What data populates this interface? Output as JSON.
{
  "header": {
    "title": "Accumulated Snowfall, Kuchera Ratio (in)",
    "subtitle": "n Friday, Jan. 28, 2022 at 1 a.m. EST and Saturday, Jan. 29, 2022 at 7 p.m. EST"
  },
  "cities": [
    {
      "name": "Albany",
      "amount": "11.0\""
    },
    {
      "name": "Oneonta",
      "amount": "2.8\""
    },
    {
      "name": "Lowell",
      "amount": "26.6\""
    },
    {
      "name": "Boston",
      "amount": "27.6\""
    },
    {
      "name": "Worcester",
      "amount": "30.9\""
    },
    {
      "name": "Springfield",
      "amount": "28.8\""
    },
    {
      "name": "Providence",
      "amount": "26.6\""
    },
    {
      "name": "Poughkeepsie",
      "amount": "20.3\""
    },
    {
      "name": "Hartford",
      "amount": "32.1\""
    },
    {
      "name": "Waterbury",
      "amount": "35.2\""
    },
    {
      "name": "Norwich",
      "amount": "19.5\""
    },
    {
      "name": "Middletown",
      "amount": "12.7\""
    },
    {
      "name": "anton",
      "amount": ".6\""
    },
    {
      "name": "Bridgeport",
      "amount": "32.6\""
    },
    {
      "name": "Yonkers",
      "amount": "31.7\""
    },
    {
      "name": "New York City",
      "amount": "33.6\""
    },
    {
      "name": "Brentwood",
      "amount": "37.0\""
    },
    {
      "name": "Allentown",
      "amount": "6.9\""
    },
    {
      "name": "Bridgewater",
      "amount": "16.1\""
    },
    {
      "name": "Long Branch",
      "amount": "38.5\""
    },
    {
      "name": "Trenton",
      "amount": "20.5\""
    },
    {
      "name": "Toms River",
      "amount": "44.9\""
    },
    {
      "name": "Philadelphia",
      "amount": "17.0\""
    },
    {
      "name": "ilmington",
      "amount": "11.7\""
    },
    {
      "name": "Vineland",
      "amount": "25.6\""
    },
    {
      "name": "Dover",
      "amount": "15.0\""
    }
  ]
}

• Written problem
Transcribe the entire listing above precisely.

• Result
What data populates this interface? Output as JSON.
{
  "header": {
    "title": "Accumulated Snowfall, Kuchera Ratio (in)",
    "subtitle": "n Friday, Jan. 28, 2022 at 1 a.m. EST and Saturday, Jan. 29, 2022 at 7 p.m. EST"
  },
  "cities": [
    {
      "name": "Albany",
      "amount": "11.0\""
    },
    {
      "name": "Oneonta",
      "amount": "2.8\""
    },
    {
      "name": "Lowell",
      "amount": "26.6\""
    },
    {
      "name": "Boston",
      "amount": "27.6\""
    },
    {
      "name": "Worcester",
      "amount": "30.9\""
    },
    {
      "name": "Springfield",
      "amount": "28.8\""
    },
    {
      "name": "Providence",
      "amount": "26.6\""
    },
    {
      "name": "Poughkeepsie",
      "amount": "20.3\""
    },
    {
      "name": "Hartford",
      "amount": "32.1\""
    },
    {
      "name": "Waterbury",
      "amount": "35.2\""
    },
    {
      "name": "Norwich",
      "amount": "19.5\""
    },
    {
      "name": "Middletown",
      "amount": "12.7\""
    },
    {
      "name": "anton",
      "amount": ".6\""
    },
    {
      "name": "Bridgeport",
      "amount": "32.6\""
    },
    {
      "name": "Yonkers",
      "amount": "31.7\""
    },
    {
      "name": "New York City",
      "amount": "33.6\""
    },
    {
      "name": "Brentwood",
      "amount": "37.0\""
    },
    {
      "name": "Allentown",
      "amount": "6.9\""
    },
    {
      "name": "Bridgewater",
      "amount": "16.1\""
    },
    {
      "name": "Long Branch",
      "amount": "38.5\""
    },
    {
      "name": "Trenton",
      "amount": "20.5\""
    },
    {
      "name": "Toms River",
      "amount": "44.9\""
    },
    {
      "name": "Philadelphia",
      "amount": "17.0\""
    },
    {
      "name": "ilmington",
      "amount": "11.7\""
    },
    {
      "name": "Vineland",
      "amount": "25.6\""
    },
    {
      "name": "Dover",
      "amount": "15.0\""
    }
  ]
}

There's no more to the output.